### Problem to solve:
Show all lines of the listing that hold the word "close".
....................
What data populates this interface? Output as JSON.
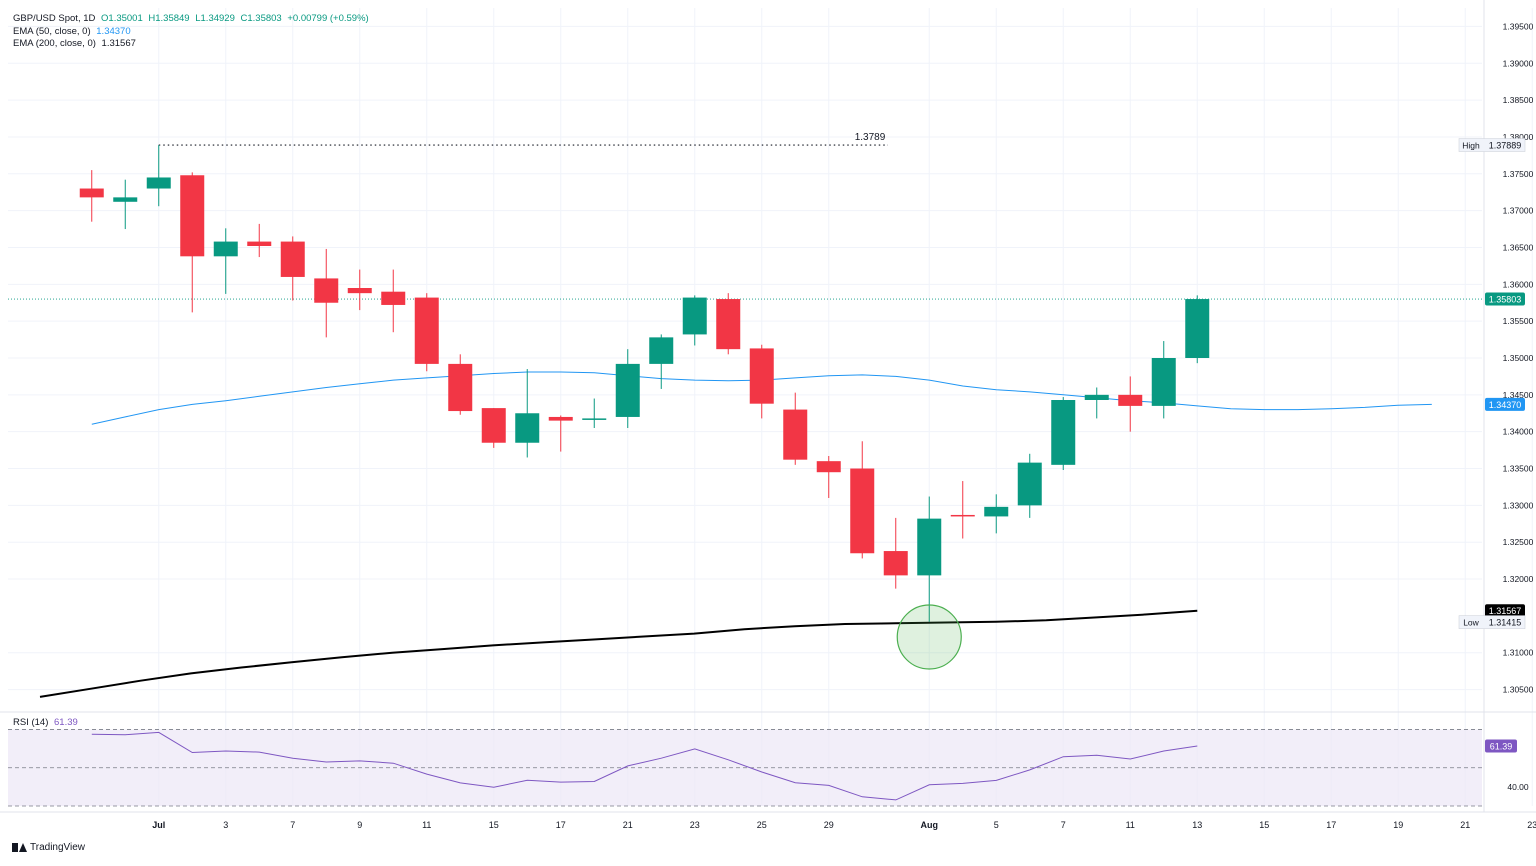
{
  "header": {
    "symbol_line": "GBP/USD Spot, 1D",
    "open": "O1.35001",
    "high": "H1.35849",
    "low": "L1.34929",
    "close": "C1.35803",
    "change": "+0.00799 (+0.59%)",
    "ema50_label": "EMA (50, close, 0)",
    "ema50_value": "1.34370",
    "ema200_label": "EMA (200, close, 0)",
    "ema200_value": "1.31567",
    "rsi_label": "RSI (14)",
    "rsi_value": "61.39"
  },
  "brand": "TradingView",
  "colors": {
    "up": "#089981",
    "down": "#f23645",
    "ema50": "#2196f3",
    "ema200": "#000000",
    "rsi": "#7e57c2",
    "rsi_band": "#ede7f6",
    "highlight": "#4caf50"
  },
  "chart_data": {
    "type": "candlestick",
    "title": "GBP/USD Spot, 1D",
    "price_axis": {
      "ylim": [
        1.3025,
        1.3975
      ],
      "ticks": [
        "1.39500",
        "1.39000",
        "1.38500",
        "1.38000",
        "1.37500",
        "1.37000",
        "1.36500",
        "1.36000",
        "1.35500",
        "1.35000",
        "1.34500",
        "1.34000",
        "1.33500",
        "1.33000",
        "1.32500",
        "1.32000",
        "1.31000",
        "1.30500"
      ]
    },
    "x_axis": {
      "slot_range": [
        -1.25,
        20.75
      ],
      "ticks": [
        {
          "label": "Jul",
          "slot": 1
        },
        {
          "label": "3",
          "slot": 2
        },
        {
          "label": "7",
          "slot": 3
        },
        {
          "label": "9",
          "slot": 4
        },
        {
          "label": "11",
          "slot": 5
        },
        {
          "label": "15",
          "slot": 6
        },
        {
          "label": "17",
          "slot": 7
        },
        {
          "label": "21",
          "slot": 8
        },
        {
          "label": "23",
          "slot": 9
        },
        {
          "label": "25",
          "slot": 10
        },
        {
          "label": "29",
          "slot": 11
        },
        {
          "label": "Aug",
          "slot": 12.5
        },
        {
          "label": "5",
          "slot": 13.5
        },
        {
          "label": "7",
          "slot": 14.5
        },
        {
          "label": "11",
          "slot": 15.5
        },
        {
          "label": "13",
          "slot": 16.5
        },
        {
          "label": "15",
          "slot": 17.5
        },
        {
          "label": "17",
          "slot": 18.5
        },
        {
          "label": "19",
          "slot": 19.5
        },
        {
          "label": "21",
          "slot": 20.5
        },
        {
          "label": "23",
          "slot": 21.5
        }
      ]
    },
    "candles": [
      {
        "o": 1.373,
        "h": 1.3755,
        "l": 1.3685,
        "c": 1.3718
      },
      {
        "o": 1.3712,
        "h": 1.3742,
        "l": 1.3675,
        "c": 1.3718
      },
      {
        "o": 1.373,
        "h": 1.3789,
        "l": 1.3706,
        "c": 1.3745
      },
      {
        "o": 1.3748,
        "h": 1.3752,
        "l": 1.3562,
        "c": 1.3638
      },
      {
        "o": 1.3638,
        "h": 1.3676,
        "l": 1.3587,
        "c": 1.3658
      },
      {
        "o": 1.3658,
        "h": 1.3682,
        "l": 1.3637,
        "c": 1.3652
      },
      {
        "o": 1.3658,
        "h": 1.3665,
        "l": 1.3578,
        "c": 1.361
      },
      {
        "o": 1.3608,
        "h": 1.3648,
        "l": 1.3528,
        "c": 1.3575
      },
      {
        "o": 1.3595,
        "h": 1.362,
        "l": 1.3565,
        "c": 1.3588
      },
      {
        "o": 1.359,
        "h": 1.362,
        "l": 1.3535,
        "c": 1.3572
      },
      {
        "o": 1.3582,
        "h": 1.3588,
        "l": 1.3482,
        "c": 1.3492
      },
      {
        "o": 1.3492,
        "h": 1.3505,
        "l": 1.3423,
        "c": 1.3428
      },
      {
        "o": 1.3432,
        "h": 1.3432,
        "l": 1.3378,
        "c": 1.3385
      },
      {
        "o": 1.3385,
        "h": 1.3485,
        "l": 1.3365,
        "c": 1.3425
      },
      {
        "o": 1.342,
        "h": 1.3422,
        "l": 1.3373,
        "c": 1.3415
      },
      {
        "o": 1.3416,
        "h": 1.3445,
        "l": 1.3405,
        "c": 1.3418
      },
      {
        "o": 1.342,
        "h": 1.3512,
        "l": 1.3405,
        "c": 1.3492
      },
      {
        "o": 1.3492,
        "h": 1.3532,
        "l": 1.3458,
        "c": 1.3528
      },
      {
        "o": 1.3532,
        "h": 1.3585,
        "l": 1.3517,
        "c": 1.3582
      },
      {
        "o": 1.358,
        "h": 1.3588,
        "l": 1.3505,
        "c": 1.3512
      },
      {
        "o": 1.3513,
        "h": 1.3518,
        "l": 1.3418,
        "c": 1.3438
      },
      {
        "o": 1.343,
        "h": 1.3453,
        "l": 1.3355,
        "c": 1.3362
      },
      {
        "o": 1.336,
        "h": 1.3367,
        "l": 1.331,
        "c": 1.3345
      },
      {
        "o": 1.335,
        "h": 1.3387,
        "l": 1.3228,
        "c": 1.3235
      },
      {
        "o": 1.3238,
        "h": 1.3283,
        "l": 1.3187,
        "c": 1.3205
      },
      {
        "o": 1.3205,
        "h": 1.3312,
        "l": 1.3142,
        "c": 1.3282
      },
      {
        "o": 1.3287,
        "h": 1.3333,
        "l": 1.3255,
        "c": 1.3285
      },
      {
        "o": 1.3285,
        "h": 1.3315,
        "l": 1.3262,
        "c": 1.3298
      },
      {
        "o": 1.33,
        "h": 1.337,
        "l": 1.3283,
        "c": 1.3358
      },
      {
        "o": 1.3355,
        "h": 1.3447,
        "l": 1.3348,
        "c": 1.3443
      },
      {
        "o": 1.3443,
        "h": 1.346,
        "l": 1.3418,
        "c": 1.345
      },
      {
        "o": 1.345,
        "h": 1.3475,
        "l": 1.34,
        "c": 1.3435
      },
      {
        "o": 1.3435,
        "h": 1.3523,
        "l": 1.3418,
        "c": 1.35
      },
      {
        "o": 1.35,
        "h": 1.3585,
        "l": 1.3493,
        "c": 1.358
      }
    ],
    "ema50": [
      1.341,
      1.342,
      1.343,
      1.3437,
      1.3442,
      1.3448,
      1.3454,
      1.346,
      1.3465,
      1.347,
      1.3473,
      1.3476,
      1.3479,
      1.3481,
      1.3481,
      1.348,
      1.3476,
      1.3472,
      1.347,
      1.3469,
      1.347,
      1.3473,
      1.3476,
      1.3477,
      1.3475,
      1.347,
      1.3462,
      1.3457,
      1.3454,
      1.345,
      1.3446,
      1.3442,
      1.3439,
      1.3435,
      1.3431,
      1.343,
      1.343,
      1.3431,
      1.3433,
      1.3436,
      1.3437
    ],
    "ema200": [
      1.304,
      1.3051,
      1.3062,
      1.3072,
      1.308,
      1.3087,
      1.3094,
      1.31,
      1.3105,
      1.311,
      1.3114,
      1.3118,
      1.3122,
      1.3126,
      1.3132,
      1.3136,
      1.3139,
      1.314,
      1.3141,
      1.3142,
      1.3144,
      1.3148,
      1.3152,
      1.3157
    ],
    "high_marker": {
      "label": "1.3789",
      "value": 1.3789,
      "tag": "High",
      "tag_value": "1.37889"
    },
    "low_marker": {
      "tag": "Low",
      "tag_value": "1.31415"
    },
    "last_price": {
      "value": 1.358,
      "label": "1.35803"
    },
    "ema50_last": {
      "value": 1.3437,
      "label": "1.34370"
    },
    "ema200_last": {
      "value": 1.3157,
      "label": "1.31567"
    },
    "rsi": {
      "ylim": [
        30,
        75
      ],
      "band": [
        30,
        70
      ],
      "mid": 50,
      "ticks": [
        "40.00"
      ],
      "last_label": "61.39",
      "values": [
        67.5,
        67.3,
        68.5,
        58.0,
        58.8,
        58.2,
        55.0,
        53.0,
        53.6,
        52.4,
        46.7,
        42.1,
        39.8,
        43.5,
        42.5,
        42.8,
        51.0,
        55.0,
        59.9,
        54.2,
        47.8,
        42.2,
        40.8,
        34.8,
        33.2,
        41.1,
        41.8,
        43.4,
        48.9,
        55.8,
        56.6,
        54.6,
        58.8,
        61.39
      ]
    }
  }
}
....................
### Completed exercise:
    "close": "C1.35803",
    "ema50_label": "EMA (50, close, 0)",
    "ema200_label": "EMA (200, close, 0)",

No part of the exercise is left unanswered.